▶ What you will do
Go through the data below. List every line that holds the word "September".

▶ Task material
::::::::::
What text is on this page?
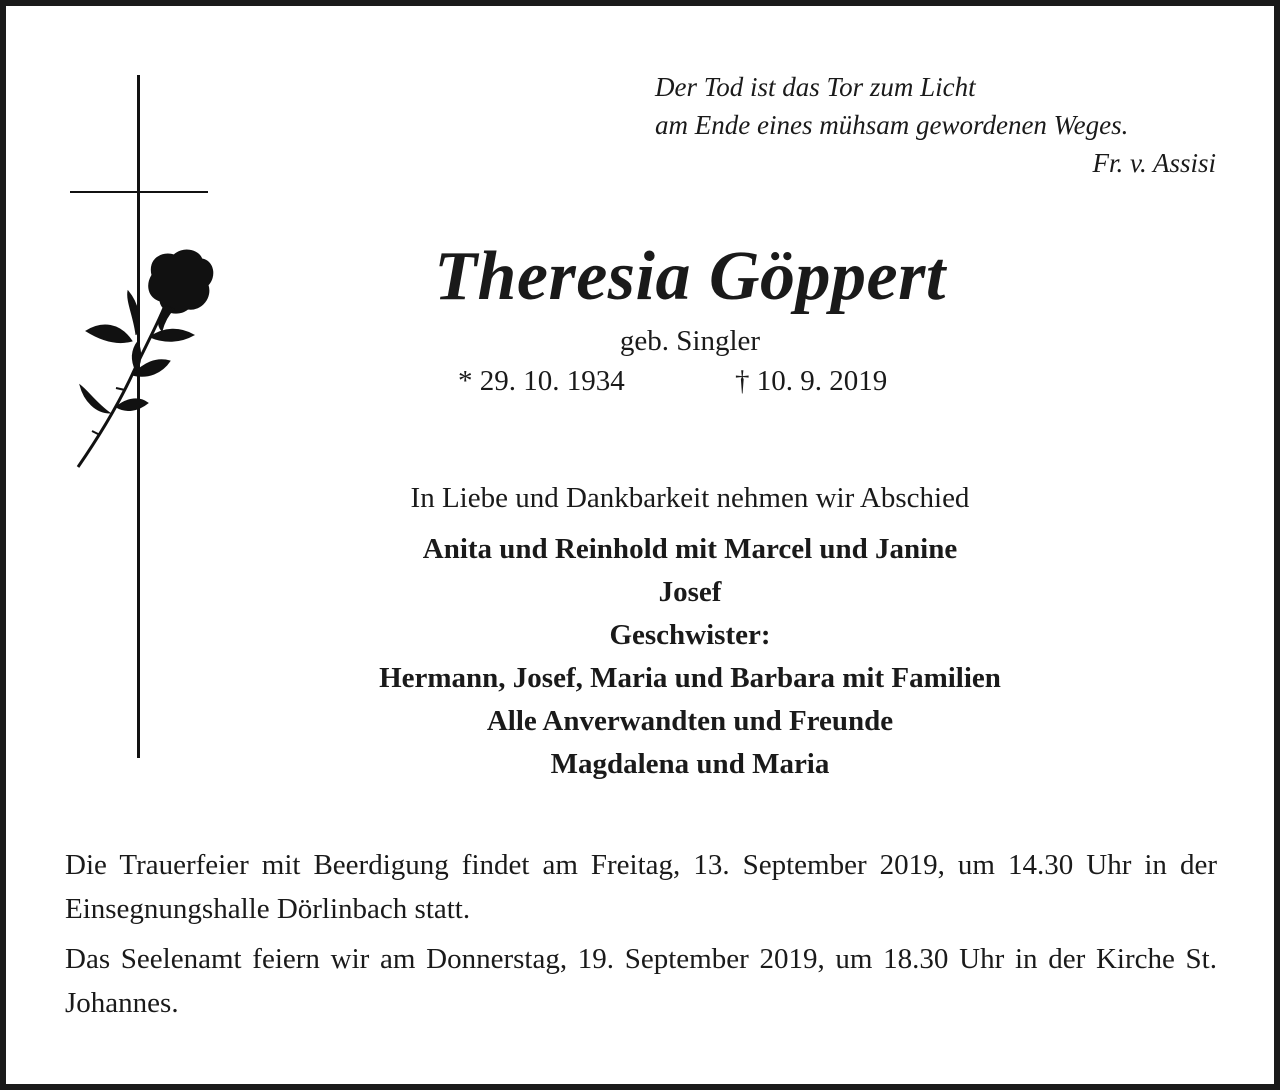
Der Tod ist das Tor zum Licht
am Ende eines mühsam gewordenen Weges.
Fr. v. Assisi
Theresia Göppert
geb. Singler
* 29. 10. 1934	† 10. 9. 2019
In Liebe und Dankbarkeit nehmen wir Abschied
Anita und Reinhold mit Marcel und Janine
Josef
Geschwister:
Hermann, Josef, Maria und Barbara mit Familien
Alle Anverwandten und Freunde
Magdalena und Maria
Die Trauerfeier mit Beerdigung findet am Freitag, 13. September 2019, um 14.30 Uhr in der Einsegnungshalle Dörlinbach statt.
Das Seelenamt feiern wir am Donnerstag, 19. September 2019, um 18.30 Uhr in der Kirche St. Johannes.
::::::::::
▶ Answer to the task
Die Trauerfeier mit Beerdigung findet am Freitag, 13. September 2019, um 14.30 Uhr in der Einsegnungshalle Dörlinbach statt.
Das Seelenamt feiern wir am Donnerstag, 19. September 2019, um 18.30 Uhr in der Kirche St. Johannes.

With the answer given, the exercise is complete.